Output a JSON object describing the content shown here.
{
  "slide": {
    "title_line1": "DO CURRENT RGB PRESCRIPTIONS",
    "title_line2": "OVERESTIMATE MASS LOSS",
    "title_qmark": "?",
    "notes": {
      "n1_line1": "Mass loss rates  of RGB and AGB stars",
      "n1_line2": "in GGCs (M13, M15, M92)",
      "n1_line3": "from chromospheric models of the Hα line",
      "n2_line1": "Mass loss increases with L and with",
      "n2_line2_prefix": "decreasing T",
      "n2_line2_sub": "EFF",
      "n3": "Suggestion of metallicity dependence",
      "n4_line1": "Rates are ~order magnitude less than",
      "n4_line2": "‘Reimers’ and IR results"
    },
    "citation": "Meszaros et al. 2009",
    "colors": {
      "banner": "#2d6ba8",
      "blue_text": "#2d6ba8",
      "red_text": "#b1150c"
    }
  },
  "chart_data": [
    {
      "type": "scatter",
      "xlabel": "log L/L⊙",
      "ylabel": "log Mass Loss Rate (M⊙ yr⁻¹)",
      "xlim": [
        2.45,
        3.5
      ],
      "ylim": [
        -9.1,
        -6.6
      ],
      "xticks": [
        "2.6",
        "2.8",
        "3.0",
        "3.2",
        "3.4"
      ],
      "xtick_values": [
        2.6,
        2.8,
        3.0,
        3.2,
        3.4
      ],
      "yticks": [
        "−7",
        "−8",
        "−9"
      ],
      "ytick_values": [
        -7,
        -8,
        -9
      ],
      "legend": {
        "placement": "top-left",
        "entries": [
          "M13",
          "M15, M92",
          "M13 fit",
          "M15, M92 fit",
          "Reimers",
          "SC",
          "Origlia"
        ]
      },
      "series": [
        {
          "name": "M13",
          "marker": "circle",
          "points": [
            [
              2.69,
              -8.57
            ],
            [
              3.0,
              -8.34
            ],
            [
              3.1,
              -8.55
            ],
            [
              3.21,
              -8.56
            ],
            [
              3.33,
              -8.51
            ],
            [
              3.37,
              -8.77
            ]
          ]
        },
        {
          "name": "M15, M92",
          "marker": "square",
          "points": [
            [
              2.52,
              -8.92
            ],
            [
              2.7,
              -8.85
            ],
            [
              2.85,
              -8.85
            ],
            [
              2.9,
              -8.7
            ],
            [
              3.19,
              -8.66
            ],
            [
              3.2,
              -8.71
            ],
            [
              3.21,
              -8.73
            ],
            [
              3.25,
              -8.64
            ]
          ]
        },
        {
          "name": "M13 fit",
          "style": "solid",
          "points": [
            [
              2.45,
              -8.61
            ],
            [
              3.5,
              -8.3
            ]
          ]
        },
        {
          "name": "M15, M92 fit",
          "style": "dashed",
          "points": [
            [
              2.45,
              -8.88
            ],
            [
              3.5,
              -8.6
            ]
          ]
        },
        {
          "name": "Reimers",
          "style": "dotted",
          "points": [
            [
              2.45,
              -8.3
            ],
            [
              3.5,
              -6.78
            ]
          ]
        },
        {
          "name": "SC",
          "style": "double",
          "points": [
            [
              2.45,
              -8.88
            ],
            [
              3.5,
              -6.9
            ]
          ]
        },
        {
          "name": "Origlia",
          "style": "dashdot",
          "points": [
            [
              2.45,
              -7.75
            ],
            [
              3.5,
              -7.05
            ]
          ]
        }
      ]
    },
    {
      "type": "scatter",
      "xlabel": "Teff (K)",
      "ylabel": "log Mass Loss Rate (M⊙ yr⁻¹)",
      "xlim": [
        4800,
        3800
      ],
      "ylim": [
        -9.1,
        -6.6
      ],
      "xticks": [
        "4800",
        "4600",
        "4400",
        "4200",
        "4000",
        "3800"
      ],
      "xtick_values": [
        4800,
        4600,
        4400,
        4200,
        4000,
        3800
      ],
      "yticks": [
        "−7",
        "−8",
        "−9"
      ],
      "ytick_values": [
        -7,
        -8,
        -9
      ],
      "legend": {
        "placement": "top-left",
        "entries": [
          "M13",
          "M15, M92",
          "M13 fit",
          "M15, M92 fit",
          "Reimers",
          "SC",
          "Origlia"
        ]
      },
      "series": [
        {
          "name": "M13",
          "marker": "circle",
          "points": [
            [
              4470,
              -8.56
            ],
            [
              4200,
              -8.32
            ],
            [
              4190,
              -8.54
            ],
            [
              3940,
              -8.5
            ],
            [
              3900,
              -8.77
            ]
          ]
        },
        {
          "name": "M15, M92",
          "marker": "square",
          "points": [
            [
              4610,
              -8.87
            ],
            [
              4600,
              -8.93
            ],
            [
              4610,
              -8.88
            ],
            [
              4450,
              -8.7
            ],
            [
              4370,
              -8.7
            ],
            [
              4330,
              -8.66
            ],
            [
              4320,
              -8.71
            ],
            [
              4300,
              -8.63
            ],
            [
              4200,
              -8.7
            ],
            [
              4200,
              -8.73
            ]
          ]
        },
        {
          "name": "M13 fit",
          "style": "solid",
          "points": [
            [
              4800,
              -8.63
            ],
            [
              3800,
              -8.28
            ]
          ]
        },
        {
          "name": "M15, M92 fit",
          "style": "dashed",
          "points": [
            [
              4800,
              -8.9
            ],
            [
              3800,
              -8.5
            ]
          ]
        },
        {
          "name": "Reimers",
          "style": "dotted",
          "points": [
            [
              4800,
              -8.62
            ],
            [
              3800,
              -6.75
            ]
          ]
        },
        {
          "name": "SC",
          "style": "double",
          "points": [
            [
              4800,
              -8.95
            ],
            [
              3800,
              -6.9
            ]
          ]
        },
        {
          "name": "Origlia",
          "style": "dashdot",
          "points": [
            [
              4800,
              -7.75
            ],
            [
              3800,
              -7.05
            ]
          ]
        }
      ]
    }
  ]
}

● **CHALLENGE**:
Extract every entry in the listing word for word.

● **RESULT**:
Output a JSON object describing the content shown here.
{
  "slide": {
    "title_line1": "DO CURRENT RGB PRESCRIPTIONS",
    "title_line2": "OVERESTIMATE MASS LOSS",
    "title_qmark": "?",
    "notes": {
      "n1_line1": "Mass loss rates  of RGB and AGB stars",
      "n1_line2": "in GGCs (M13, M15, M92)",
      "n1_line3": "from chromospheric models of the Hα line",
      "n2_line1": "Mass loss increases with L and with",
      "n2_line2_prefix": "decreasing T",
      "n2_line2_sub": "EFF",
      "n3": "Suggestion of metallicity dependence",
      "n4_line1": "Rates are ~order magnitude less than",
      "n4_line2": "‘Reimers’ and IR results"
    },
    "citation": "Meszaros et al. 2009",
    "colors": {
      "banner": "#2d6ba8",
      "blue_text": "#2d6ba8",
      "red_text": "#b1150c"
    }
  },
  "chart_data": [
    {
      "type": "scatter",
      "xlabel": "log L/L⊙",
      "ylabel": "log Mass Loss Rate (M⊙ yr⁻¹)",
      "xlim": [
        2.45,
        3.5
      ],
      "ylim": [
        -9.1,
        -6.6
      ],
      "xticks": [
        "2.6",
        "2.8",
        "3.0",
        "3.2",
        "3.4"
      ],
      "xtick_values": [
        2.6,
        2.8,
        3.0,
        3.2,
        3.4
      ],
      "yticks": [
        "−7",
        "−8",
        "−9"
      ],
      "ytick_values": [
        -7,
        -8,
        -9
      ],
      "legend": {
        "placement": "top-left",
        "entries": [
          "M13",
          "M15, M92",
          "M13 fit",
          "M15, M92 fit",
          "Reimers",
          "SC",
          "Origlia"
        ]
      },
      "series": [
        {
          "name": "M13",
          "marker": "circle",
          "points": [
            [
              2.69,
              -8.57
            ],
            [
              3.0,
              -8.34
            ],
            [
              3.1,
              -8.55
            ],
            [
              3.21,
              -8.56
            ],
            [
              3.33,
              -8.51
            ],
            [
              3.37,
              -8.77
            ]
          ]
        },
        {
          "name": "M15, M92",
          "marker": "square",
          "points": [
            [
              2.52,
              -8.92
            ],
            [
              2.7,
              -8.85
            ],
            [
              2.85,
              -8.85
            ],
            [
              2.9,
              -8.7
            ],
            [
              3.19,
              -8.66
            ],
            [
              3.2,
              -8.71
            ],
            [
              3.21,
              -8.73
            ],
            [
              3.25,
              -8.64
            ]
          ]
        },
        {
          "name": "M13 fit",
          "style": "solid",
          "points": [
            [
              2.45,
              -8.61
            ],
            [
              3.5,
              -8.3
            ]
          ]
        },
        {
          "name": "M15, M92 fit",
          "style": "dashed",
          "points": [
            [
              2.45,
              -8.88
            ],
            [
              3.5,
              -8.6
            ]
          ]
        },
        {
          "name": "Reimers",
          "style": "dotted",
          "points": [
            [
              2.45,
              -8.3
            ],
            [
              3.5,
              -6.78
            ]
          ]
        },
        {
          "name": "SC",
          "style": "double",
          "points": [
            [
              2.45,
              -8.88
            ],
            [
              3.5,
              -6.9
            ]
          ]
        },
        {
          "name": "Origlia",
          "style": "dashdot",
          "points": [
            [
              2.45,
              -7.75
            ],
            [
              3.5,
              -7.05
            ]
          ]
        }
      ]
    },
    {
      "type": "scatter",
      "xlabel": "Teff (K)",
      "ylabel": "log Mass Loss Rate (M⊙ yr⁻¹)",
      "xlim": [
        4800,
        3800
      ],
      "ylim": [
        -9.1,
        -6.6
      ],
      "xticks": [
        "4800",
        "4600",
        "4400",
        "4200",
        "4000",
        "3800"
      ],
      "xtick_values": [
        4800,
        4600,
        4400,
        4200,
        4000,
        3800
      ],
      "yticks": [
        "−7",
        "−8",
        "−9"
      ],
      "ytick_values": [
        -7,
        -8,
        -9
      ],
      "legend": {
        "placement": "top-left",
        "entries": [
          "M13",
          "M15, M92",
          "M13 fit",
          "M15, M92 fit",
          "Reimers",
          "SC",
          "Origlia"
        ]
      },
      "series": [
        {
          "name": "M13",
          "marker": "circle",
          "points": [
            [
              4470,
              -8.56
            ],
            [
              4200,
              -8.32
            ],
            [
              4190,
              -8.54
            ],
            [
              3940,
              -8.5
            ],
            [
              3900,
              -8.77
            ]
          ]
        },
        {
          "name": "M15, M92",
          "marker": "square",
          "points": [
            [
              4610,
              -8.87
            ],
            [
              4600,
              -8.93
            ],
            [
              4610,
              -8.88
            ],
            [
              4450,
              -8.7
            ],
            [
              4370,
              -8.7
            ],
            [
              4330,
              -8.66
            ],
            [
              4320,
              -8.71
            ],
            [
              4300,
              -8.63
            ],
            [
              4200,
              -8.7
            ],
            [
              4200,
              -8.73
            ]
          ]
        },
        {
          "name": "M13 fit",
          "style": "solid",
          "points": [
            [
              4800,
              -8.63
            ],
            [
              3800,
              -8.28
            ]
          ]
        },
        {
          "name": "M15, M92 fit",
          "style": "dashed",
          "points": [
            [
              4800,
              -8.9
            ],
            [
              3800,
              -8.5
            ]
          ]
        },
        {
          "name": "Reimers",
          "style": "dotted",
          "points": [
            [
              4800,
              -8.62
            ],
            [
              3800,
              -6.75
            ]
          ]
        },
        {
          "name": "SC",
          "style": "double",
          "points": [
            [
              4800,
              -8.95
            ],
            [
              3800,
              -6.9
            ]
          ]
        },
        {
          "name": "Origlia",
          "style": "dashdot",
          "points": [
            [
              4800,
              -7.75
            ],
            [
              3800,
              -7.05
            ]
          ]
        }
      ]
    }
  ]
}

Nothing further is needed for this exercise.